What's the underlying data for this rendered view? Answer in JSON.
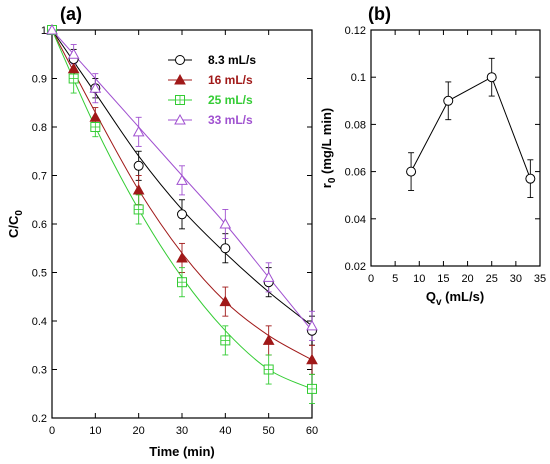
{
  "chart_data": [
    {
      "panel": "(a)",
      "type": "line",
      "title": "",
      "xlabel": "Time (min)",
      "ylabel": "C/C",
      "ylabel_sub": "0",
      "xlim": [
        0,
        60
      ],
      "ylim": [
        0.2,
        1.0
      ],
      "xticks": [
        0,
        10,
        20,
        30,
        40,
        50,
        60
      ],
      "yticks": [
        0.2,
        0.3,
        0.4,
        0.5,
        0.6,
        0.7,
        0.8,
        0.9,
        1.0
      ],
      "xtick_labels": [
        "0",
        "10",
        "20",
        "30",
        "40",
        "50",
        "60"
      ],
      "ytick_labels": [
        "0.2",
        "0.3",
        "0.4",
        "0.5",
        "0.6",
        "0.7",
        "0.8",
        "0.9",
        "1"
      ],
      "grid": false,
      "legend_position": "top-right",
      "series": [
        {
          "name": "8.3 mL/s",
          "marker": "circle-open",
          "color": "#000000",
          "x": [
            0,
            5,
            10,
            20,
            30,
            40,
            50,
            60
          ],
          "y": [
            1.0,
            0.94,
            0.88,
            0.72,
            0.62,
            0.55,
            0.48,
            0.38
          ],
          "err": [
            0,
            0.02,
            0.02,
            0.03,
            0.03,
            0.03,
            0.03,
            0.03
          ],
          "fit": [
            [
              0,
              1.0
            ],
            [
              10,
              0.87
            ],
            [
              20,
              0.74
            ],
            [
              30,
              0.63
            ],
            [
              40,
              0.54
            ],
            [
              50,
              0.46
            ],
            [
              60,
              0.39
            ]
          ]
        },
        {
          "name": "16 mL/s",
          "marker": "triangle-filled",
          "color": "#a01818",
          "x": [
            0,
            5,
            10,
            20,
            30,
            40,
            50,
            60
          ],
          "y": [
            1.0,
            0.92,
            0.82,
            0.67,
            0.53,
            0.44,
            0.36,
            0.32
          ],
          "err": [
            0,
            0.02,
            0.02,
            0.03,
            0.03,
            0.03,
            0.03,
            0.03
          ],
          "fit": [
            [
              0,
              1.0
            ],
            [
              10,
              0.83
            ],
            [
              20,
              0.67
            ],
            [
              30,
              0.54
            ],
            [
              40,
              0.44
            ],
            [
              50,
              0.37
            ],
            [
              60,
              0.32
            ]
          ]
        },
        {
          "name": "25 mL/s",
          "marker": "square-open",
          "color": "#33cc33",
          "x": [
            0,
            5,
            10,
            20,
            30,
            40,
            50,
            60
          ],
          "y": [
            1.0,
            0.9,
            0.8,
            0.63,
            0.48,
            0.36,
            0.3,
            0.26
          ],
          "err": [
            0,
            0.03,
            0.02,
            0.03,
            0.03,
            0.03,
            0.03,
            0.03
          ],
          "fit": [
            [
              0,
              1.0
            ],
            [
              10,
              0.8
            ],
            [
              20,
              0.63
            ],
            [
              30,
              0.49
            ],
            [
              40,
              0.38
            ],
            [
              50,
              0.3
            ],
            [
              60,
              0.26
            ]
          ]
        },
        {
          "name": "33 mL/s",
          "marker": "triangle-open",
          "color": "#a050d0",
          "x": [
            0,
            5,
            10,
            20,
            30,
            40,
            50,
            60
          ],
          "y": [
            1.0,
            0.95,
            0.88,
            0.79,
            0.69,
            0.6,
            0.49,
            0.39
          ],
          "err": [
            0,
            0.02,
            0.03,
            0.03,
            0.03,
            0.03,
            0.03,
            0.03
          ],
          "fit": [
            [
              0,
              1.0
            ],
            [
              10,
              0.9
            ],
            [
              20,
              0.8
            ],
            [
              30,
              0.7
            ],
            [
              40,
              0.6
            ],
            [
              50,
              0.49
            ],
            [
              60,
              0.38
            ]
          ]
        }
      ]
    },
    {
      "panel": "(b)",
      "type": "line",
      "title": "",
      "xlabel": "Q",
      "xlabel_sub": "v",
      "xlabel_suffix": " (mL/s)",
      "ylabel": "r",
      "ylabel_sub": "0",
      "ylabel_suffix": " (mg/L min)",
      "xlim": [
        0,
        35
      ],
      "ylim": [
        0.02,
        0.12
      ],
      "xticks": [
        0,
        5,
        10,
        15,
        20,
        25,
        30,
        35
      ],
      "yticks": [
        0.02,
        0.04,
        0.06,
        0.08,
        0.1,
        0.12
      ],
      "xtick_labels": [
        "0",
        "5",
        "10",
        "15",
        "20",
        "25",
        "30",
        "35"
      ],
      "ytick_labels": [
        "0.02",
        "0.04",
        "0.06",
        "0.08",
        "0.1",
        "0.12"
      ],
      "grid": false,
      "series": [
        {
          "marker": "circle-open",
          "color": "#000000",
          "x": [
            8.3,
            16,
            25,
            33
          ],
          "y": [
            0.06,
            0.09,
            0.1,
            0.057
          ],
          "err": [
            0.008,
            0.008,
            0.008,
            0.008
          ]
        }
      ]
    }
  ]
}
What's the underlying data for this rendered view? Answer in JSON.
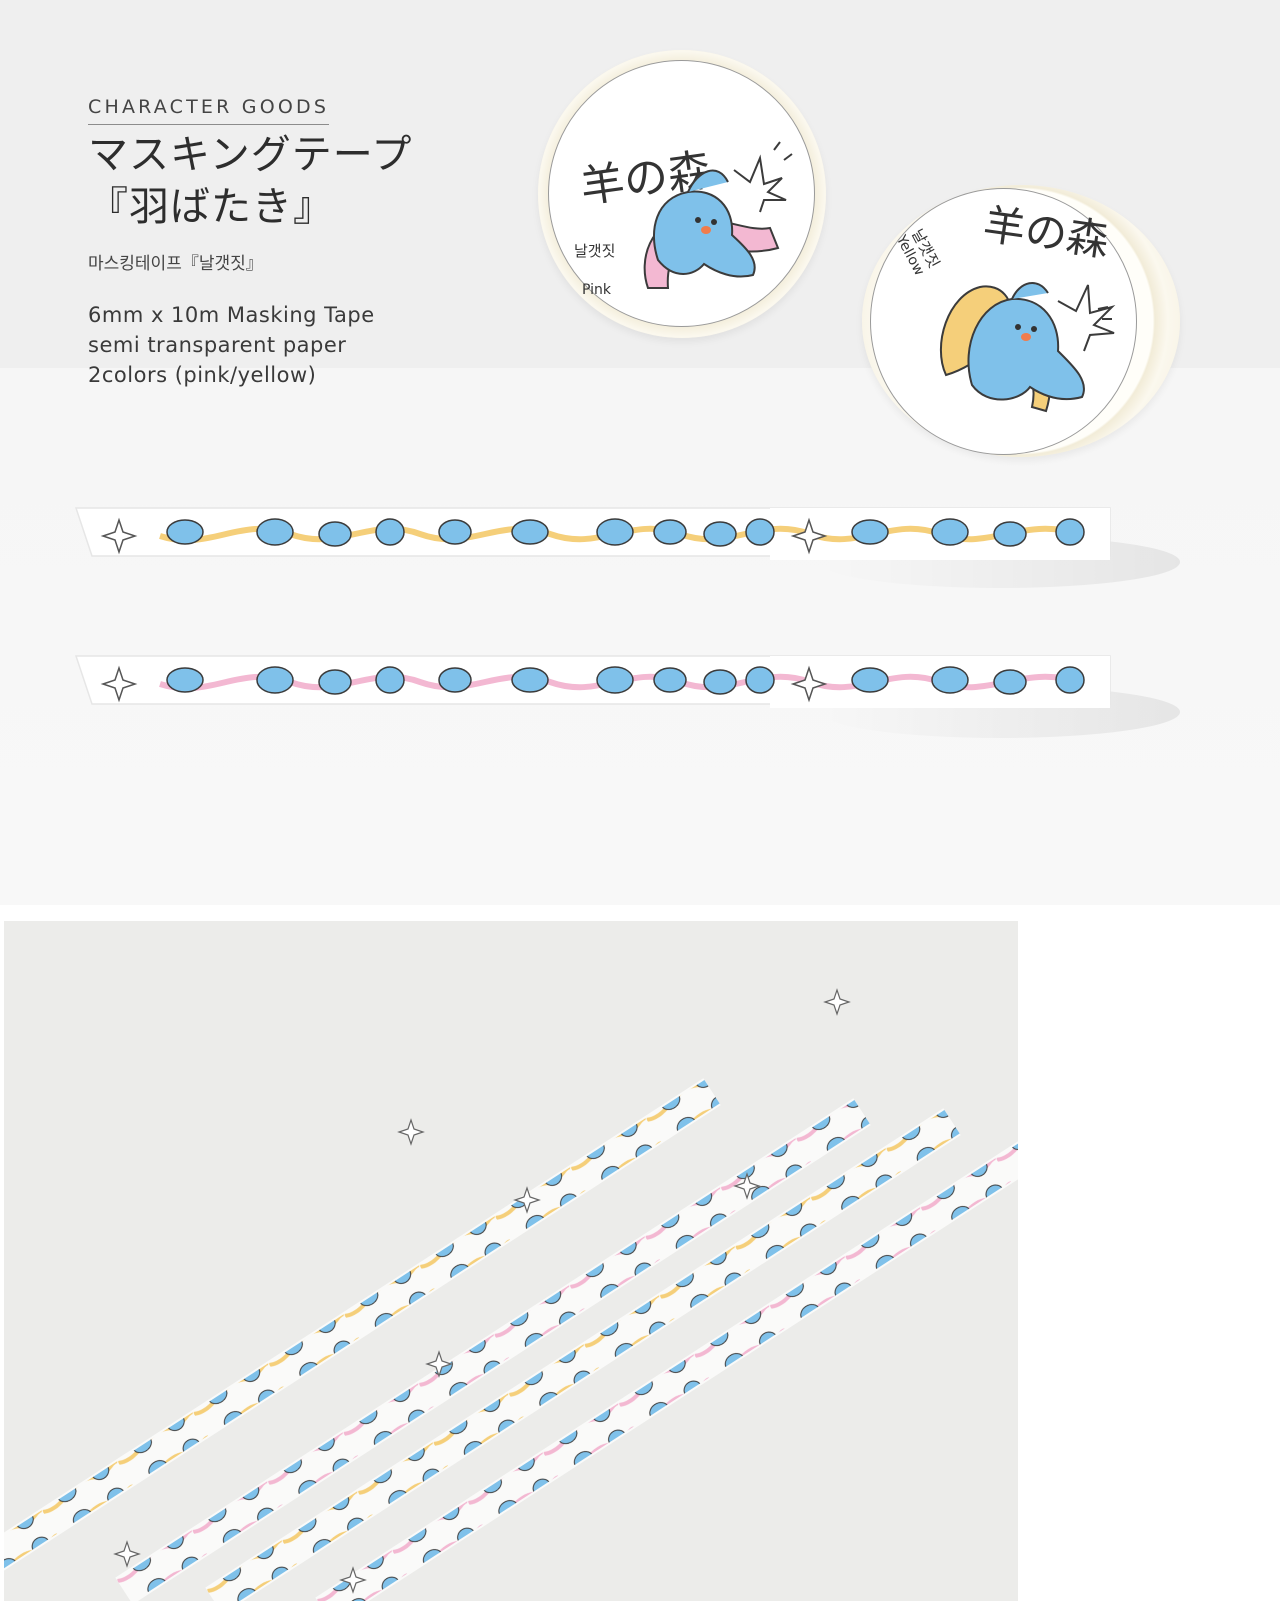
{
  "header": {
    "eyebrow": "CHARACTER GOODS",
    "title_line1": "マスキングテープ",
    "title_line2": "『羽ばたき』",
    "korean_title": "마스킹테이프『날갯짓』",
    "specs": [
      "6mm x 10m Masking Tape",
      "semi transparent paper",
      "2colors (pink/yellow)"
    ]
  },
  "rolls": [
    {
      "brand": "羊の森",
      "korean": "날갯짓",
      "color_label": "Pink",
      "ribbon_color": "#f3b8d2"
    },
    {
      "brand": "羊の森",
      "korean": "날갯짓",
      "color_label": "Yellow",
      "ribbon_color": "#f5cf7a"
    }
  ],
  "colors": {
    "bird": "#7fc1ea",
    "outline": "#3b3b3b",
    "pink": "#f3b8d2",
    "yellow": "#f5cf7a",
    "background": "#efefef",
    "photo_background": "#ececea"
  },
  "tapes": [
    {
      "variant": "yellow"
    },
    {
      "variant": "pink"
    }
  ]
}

--------

● STATED GOAL:
Reproduce the full material exactly, excluding the pictures.

● RESPONSE:
What's the underlying data for this rendered view? Answer in JSON.
{
  "chart_data": [
    {
      "panel": "(a)",
      "type": "line",
      "title": "",
      "xlabel": "Time (min)",
      "ylabel": "C/C",
      "ylabel_sub": "0",
      "xlim": [
        0,
        60
      ],
      "ylim": [
        0.2,
        1.0
      ],
      "xticks": [
        0,
        10,
        20,
        30,
        40,
        50,
        60
      ],
      "yticks": [
        0.2,
        0.3,
        0.4,
        0.5,
        0.6,
        0.7,
        0.8,
        0.9,
        1.0
      ],
      "xtick_labels": [
        "0",
        "10",
        "20",
        "30",
        "40",
        "50",
        "60"
      ],
      "ytick_labels": [
        "0.2",
        "0.3",
        "0.4",
        "0.5",
        "0.6",
        "0.7",
        "0.8",
        "0.9",
        "1"
      ],
      "grid": false,
      "legend_position": "top-right",
      "series": [
        {
          "name": "8.3 mL/s",
          "marker": "circle-open",
          "color": "#000000",
          "x": [
            0,
            5,
            10,
            20,
            30,
            40,
            50,
            60
          ],
          "y": [
            1.0,
            0.94,
            0.88,
            0.72,
            0.62,
            0.55,
            0.48,
            0.38
          ],
          "err": [
            0,
            0.02,
            0.02,
            0.03,
            0.03,
            0.03,
            0.03,
            0.03
          ],
          "fit": [
            [
              0,
              1.0
            ],
            [
              10,
              0.87
            ],
            [
              20,
              0.74
            ],
            [
              30,
              0.63
            ],
            [
              40,
              0.54
            ],
            [
              50,
              0.46
            ],
            [
              60,
              0.39
            ]
          ]
        },
        {
          "name": "16 mL/s",
          "marker": "triangle-filled",
          "color": "#a01818",
          "x": [
            0,
            5,
            10,
            20,
            30,
            40,
            50,
            60
          ],
          "y": [
            1.0,
            0.92,
            0.82,
            0.67,
            0.53,
            0.44,
            0.36,
            0.32
          ],
          "err": [
            0,
            0.02,
            0.02,
            0.03,
            0.03,
            0.03,
            0.03,
            0.03
          ],
          "fit": [
            [
              0,
              1.0
            ],
            [
              10,
              0.83
            ],
            [
              20,
              0.67
            ],
            [
              30,
              0.54
            ],
            [
              40,
              0.44
            ],
            [
              50,
              0.37
            ],
            [
              60,
              0.32
            ]
          ]
        },
        {
          "name": "25 mL/s",
          "marker": "square-open",
          "color": "#33cc33",
          "x": [
            0,
            5,
            10,
            20,
            30,
            40,
            50,
            60
          ],
          "y": [
            1.0,
            0.9,
            0.8,
            0.63,
            0.48,
            0.36,
            0.3,
            0.26
          ],
          "err": [
            0,
            0.03,
            0.02,
            0.03,
            0.03,
            0.03,
            0.03,
            0.03
          ],
          "fit": [
            [
              0,
              1.0
            ],
            [
              10,
              0.8
            ],
            [
              20,
              0.63
            ],
            [
              30,
              0.49
            ],
            [
              40,
              0.38
            ],
            [
              50,
              0.3
            ],
            [
              60,
              0.26
            ]
          ]
        },
        {
          "name": "33 mL/s",
          "marker": "triangle-open",
          "color": "#a050d0",
          "x": [
            0,
            5,
            10,
            20,
            30,
            40,
            50,
            60
          ],
          "y": [
            1.0,
            0.95,
            0.88,
            0.79,
            0.69,
            0.6,
            0.49,
            0.39
          ],
          "err": [
            0,
            0.02,
            0.03,
            0.03,
            0.03,
            0.03,
            0.03,
            0.03
          ],
          "fit": [
            [
              0,
              1.0
            ],
            [
              10,
              0.9
            ],
            [
              20,
              0.8
            ],
            [
              30,
              0.7
            ],
            [
              40,
              0.6
            ],
            [
              50,
              0.49
            ],
            [
              60,
              0.38
            ]
          ]
        }
      ]
    },
    {
      "panel": "(b)",
      "type": "line",
      "title": "",
      "xlabel": "Q",
      "xlabel_sub": "v",
      "xlabel_suffix": " (mL/s)",
      "ylabel": "r",
      "ylabel_sub": "0",
      "ylabel_suffix": " (mg/L min)",
      "xlim": [
        0,
        35
      ],
      "ylim": [
        0.02,
        0.12
      ],
      "xticks": [
        0,
        5,
        10,
        15,
        20,
        25,
        30,
        35
      ],
      "yticks": [
        0.02,
        0.04,
        0.06,
        0.08,
        0.1,
        0.12
      ],
      "xtick_labels": [
        "0",
        "5",
        "10",
        "15",
        "20",
        "25",
        "30",
        "35"
      ],
      "ytick_labels": [
        "0.02",
        "0.04",
        "0.06",
        "0.08",
        "0.1",
        "0.12"
      ],
      "grid": false,
      "series": [
        {
          "marker": "circle-open",
          "color": "#000000",
          "x": [
            8.3,
            16,
            25,
            33
          ],
          "y": [
            0.06,
            0.09,
            0.1,
            0.057
          ],
          "err": [
            0.008,
            0.008,
            0.008,
            0.008
          ]
        }
      ]
    }
  ]
}
What's the underlying data for this rendered view? Answer in JSON.
{
  "header": {
    "eyebrow": "CHARACTER GOODS",
    "title_line1": "マスキングテープ",
    "title_line2": "『羽ばたき』",
    "korean_title": "마스킹테이프『날갯짓』",
    "specs": [
      "6mm x 10m Masking Tape",
      "semi transparent paper",
      "2colors (pink/yellow)"
    ]
  },
  "rolls": [
    {
      "brand": "羊の森",
      "korean": "날갯짓",
      "color_label": "Pink",
      "ribbon_color": "#f3b8d2"
    },
    {
      "brand": "羊の森",
      "korean": "날갯짓",
      "color_label": "Yellow",
      "ribbon_color": "#f5cf7a"
    }
  ],
  "colors": {
    "bird": "#7fc1ea",
    "outline": "#3b3b3b",
    "pink": "#f3b8d2",
    "yellow": "#f5cf7a",
    "background": "#efefef",
    "photo_background": "#ececea"
  },
  "tapes": [
    {
      "variant": "yellow"
    },
    {
      "variant": "pink"
    }
  ]
}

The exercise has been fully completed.